• [PROBLEM REQUIREMENTS]:
Read the material below and count the lines holding the string "text". Give that count with nothing added.

• [GIVEN INFORMATION]:

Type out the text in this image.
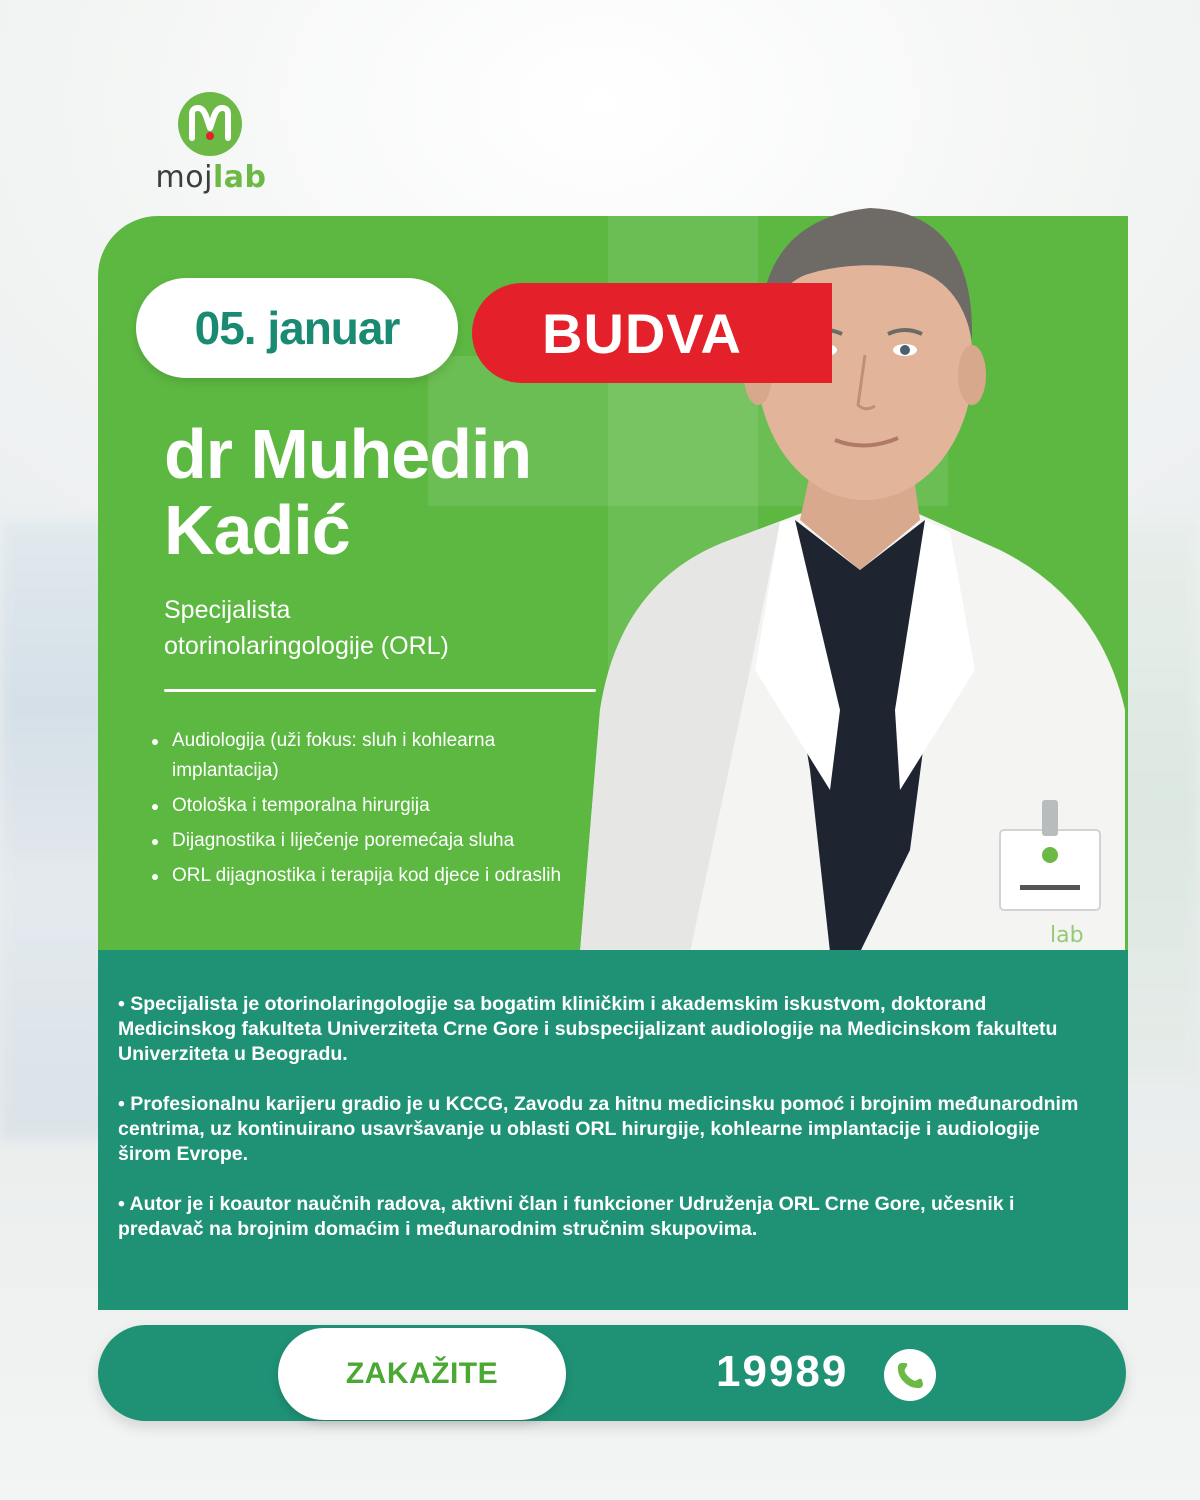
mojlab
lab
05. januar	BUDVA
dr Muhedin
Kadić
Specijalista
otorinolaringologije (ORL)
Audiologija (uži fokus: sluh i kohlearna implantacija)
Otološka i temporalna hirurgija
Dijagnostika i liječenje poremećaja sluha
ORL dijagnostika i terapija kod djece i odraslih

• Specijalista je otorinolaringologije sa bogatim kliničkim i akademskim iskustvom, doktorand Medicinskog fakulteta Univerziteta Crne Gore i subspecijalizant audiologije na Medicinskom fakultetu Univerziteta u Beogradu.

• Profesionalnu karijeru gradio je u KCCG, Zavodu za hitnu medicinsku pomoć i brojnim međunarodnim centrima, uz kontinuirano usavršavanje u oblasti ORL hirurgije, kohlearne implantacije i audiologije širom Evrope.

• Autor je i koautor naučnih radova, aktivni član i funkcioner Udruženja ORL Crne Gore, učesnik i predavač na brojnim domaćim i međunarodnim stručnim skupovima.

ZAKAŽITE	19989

--

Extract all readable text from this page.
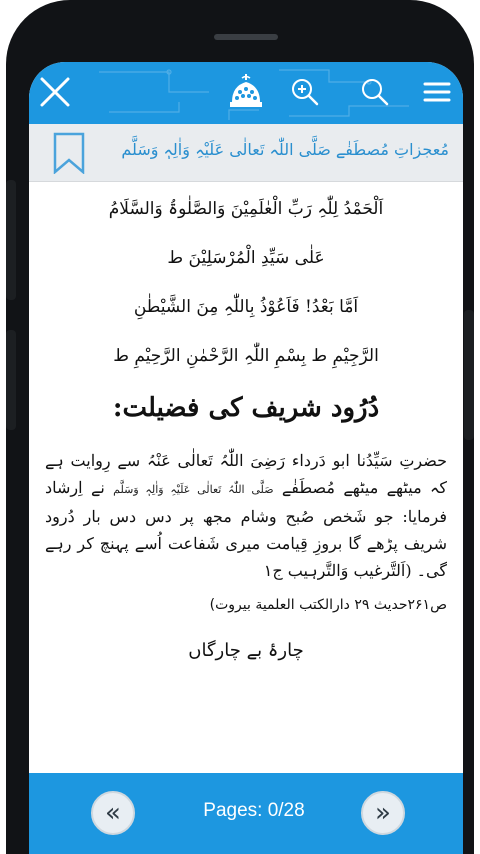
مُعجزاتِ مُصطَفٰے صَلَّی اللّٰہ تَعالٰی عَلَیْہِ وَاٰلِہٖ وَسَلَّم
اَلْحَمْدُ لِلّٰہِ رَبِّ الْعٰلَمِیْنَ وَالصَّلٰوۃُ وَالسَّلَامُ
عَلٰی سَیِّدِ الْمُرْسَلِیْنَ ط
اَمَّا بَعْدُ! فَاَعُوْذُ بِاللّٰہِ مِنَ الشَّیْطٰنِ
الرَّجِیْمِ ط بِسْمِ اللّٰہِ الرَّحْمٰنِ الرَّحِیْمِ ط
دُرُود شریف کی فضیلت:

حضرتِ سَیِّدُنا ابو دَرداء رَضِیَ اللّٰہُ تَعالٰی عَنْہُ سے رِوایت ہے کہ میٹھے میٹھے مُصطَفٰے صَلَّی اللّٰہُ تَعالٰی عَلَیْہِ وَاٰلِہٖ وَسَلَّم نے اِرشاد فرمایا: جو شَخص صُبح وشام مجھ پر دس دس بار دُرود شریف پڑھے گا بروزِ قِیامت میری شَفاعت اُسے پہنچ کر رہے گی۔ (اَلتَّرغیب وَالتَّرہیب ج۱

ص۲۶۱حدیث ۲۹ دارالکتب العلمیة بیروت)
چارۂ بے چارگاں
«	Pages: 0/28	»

• [SOLUTION FOR THIS PROBLEM]:
2